▸ **TASK MATERIAL**
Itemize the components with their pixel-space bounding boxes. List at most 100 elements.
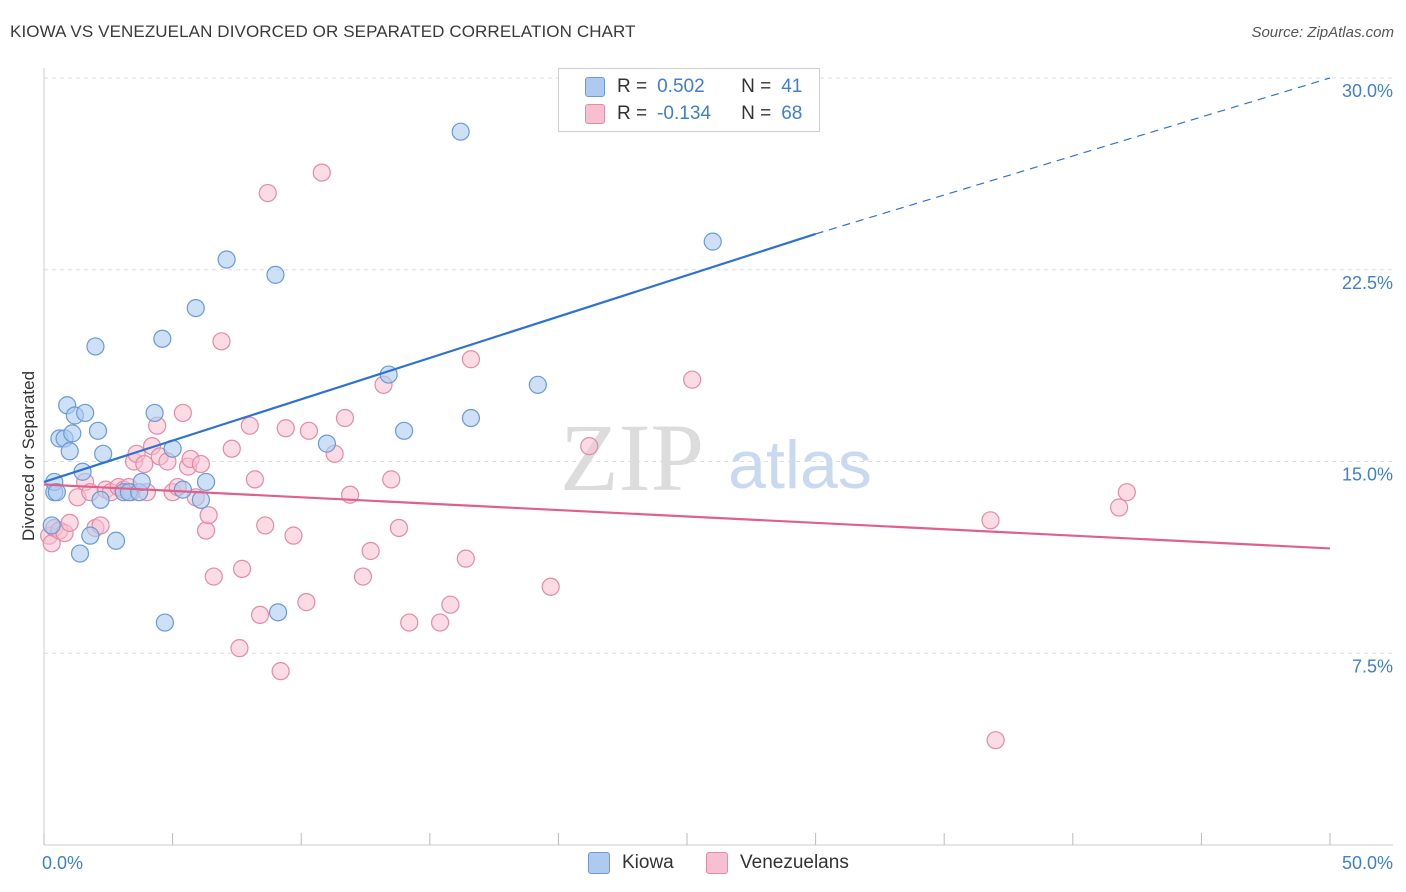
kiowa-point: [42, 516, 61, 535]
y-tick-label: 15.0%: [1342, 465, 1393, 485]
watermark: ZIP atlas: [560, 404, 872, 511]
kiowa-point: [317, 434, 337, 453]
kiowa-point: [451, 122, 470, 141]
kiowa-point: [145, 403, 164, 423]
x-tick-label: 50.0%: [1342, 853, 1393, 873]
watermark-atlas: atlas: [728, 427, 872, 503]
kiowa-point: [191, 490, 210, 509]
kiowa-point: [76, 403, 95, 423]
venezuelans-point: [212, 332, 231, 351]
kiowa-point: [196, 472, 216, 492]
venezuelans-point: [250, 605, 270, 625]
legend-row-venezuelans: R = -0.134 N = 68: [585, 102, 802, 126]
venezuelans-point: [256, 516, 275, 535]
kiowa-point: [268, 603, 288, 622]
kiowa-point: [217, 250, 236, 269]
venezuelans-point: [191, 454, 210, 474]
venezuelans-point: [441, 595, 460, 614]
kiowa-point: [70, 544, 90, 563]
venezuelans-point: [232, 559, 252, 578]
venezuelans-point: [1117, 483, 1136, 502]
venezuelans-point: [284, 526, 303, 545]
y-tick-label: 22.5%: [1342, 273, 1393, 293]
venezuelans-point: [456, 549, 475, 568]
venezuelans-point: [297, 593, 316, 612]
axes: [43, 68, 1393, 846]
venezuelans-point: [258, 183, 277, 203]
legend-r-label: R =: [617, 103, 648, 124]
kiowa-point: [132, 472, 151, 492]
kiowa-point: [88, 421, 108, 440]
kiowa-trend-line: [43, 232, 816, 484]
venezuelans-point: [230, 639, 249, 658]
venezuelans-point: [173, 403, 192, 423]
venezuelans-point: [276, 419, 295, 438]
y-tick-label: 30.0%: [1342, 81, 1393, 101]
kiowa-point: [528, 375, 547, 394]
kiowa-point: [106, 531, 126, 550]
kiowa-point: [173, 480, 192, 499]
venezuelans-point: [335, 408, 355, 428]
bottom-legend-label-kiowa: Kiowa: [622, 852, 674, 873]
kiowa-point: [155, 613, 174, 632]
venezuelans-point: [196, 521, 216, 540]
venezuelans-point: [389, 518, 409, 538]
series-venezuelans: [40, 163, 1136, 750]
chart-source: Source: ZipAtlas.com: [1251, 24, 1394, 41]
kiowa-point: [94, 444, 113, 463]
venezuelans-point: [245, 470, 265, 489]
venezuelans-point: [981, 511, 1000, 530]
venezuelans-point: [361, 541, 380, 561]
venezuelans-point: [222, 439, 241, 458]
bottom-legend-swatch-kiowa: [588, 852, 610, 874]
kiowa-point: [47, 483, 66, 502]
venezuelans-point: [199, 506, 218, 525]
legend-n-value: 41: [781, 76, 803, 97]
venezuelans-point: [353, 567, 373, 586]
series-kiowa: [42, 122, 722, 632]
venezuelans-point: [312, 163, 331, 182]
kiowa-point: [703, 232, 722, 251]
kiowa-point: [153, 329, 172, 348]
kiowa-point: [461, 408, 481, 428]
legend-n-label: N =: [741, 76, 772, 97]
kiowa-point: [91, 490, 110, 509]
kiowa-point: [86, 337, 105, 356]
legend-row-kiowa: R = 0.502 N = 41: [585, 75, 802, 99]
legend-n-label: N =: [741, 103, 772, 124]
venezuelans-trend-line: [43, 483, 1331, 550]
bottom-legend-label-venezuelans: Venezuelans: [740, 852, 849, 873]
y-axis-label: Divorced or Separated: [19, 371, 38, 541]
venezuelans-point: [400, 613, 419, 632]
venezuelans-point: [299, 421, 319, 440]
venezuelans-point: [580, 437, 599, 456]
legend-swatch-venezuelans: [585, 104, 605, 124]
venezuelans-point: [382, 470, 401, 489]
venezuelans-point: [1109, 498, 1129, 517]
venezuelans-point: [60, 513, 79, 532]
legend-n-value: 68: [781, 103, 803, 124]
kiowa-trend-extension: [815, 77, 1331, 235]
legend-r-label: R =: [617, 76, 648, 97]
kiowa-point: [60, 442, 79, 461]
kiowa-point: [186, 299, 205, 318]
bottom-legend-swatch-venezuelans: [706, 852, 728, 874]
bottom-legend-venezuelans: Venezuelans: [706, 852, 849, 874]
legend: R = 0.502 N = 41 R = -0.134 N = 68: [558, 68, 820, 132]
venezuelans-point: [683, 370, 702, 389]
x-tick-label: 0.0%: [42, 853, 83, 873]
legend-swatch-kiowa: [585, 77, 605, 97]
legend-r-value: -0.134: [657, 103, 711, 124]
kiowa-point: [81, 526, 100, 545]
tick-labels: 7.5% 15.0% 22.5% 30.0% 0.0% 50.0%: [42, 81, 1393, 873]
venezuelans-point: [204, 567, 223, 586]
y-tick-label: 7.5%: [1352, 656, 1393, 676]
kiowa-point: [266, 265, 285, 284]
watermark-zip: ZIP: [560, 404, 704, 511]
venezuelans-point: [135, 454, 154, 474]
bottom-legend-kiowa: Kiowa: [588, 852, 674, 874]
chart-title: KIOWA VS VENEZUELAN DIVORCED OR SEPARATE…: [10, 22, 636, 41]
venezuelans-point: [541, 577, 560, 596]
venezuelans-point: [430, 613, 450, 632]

▸ **EXERCISE DIRECTIONS**
Copy out the lines from the line with "kiowa-point: [42, 516, 61, 535]" to the line with "venezuelans-point: [284, 526, 303, 545]", both included.

▸ **EXPECTED ANSWER**
kiowa-point: [42, 516, 61, 535]
y-tick-label: 15.0%: [1342, 465, 1393, 485]
watermark: ZIP atlas: [560, 404, 872, 511]
kiowa-point: [317, 434, 337, 453]
kiowa-point: [451, 122, 470, 141]
kiowa-point: [145, 403, 164, 423]
x-tick-label: 50.0%: [1342, 853, 1393, 873]
watermark-atlas: atlas: [728, 427, 872, 503]
kiowa-point: [191, 490, 210, 509]
kiowa-point: [76, 403, 95, 423]
venezuelans-point: [212, 332, 231, 351]
kiowa-point: [196, 472, 216, 492]
venezuelans-point: [250, 605, 270, 625]
legend-row-venezuelans: R = -0.134 N = 68: [585, 102, 802, 126]
venezuelans-point: [256, 516, 275, 535]
kiowa-point: [268, 603, 288, 622]
kiowa-point: [217, 250, 236, 269]
venezuelans-point: [191, 454, 210, 474]
venezuelans-point: [441, 595, 460, 614]
kiowa-point: [70, 544, 90, 563]
venezuelans-point: [232, 559, 252, 578]
venezuelans-point: [1117, 483, 1136, 502]
venezuelans-point: [284, 526, 303, 545]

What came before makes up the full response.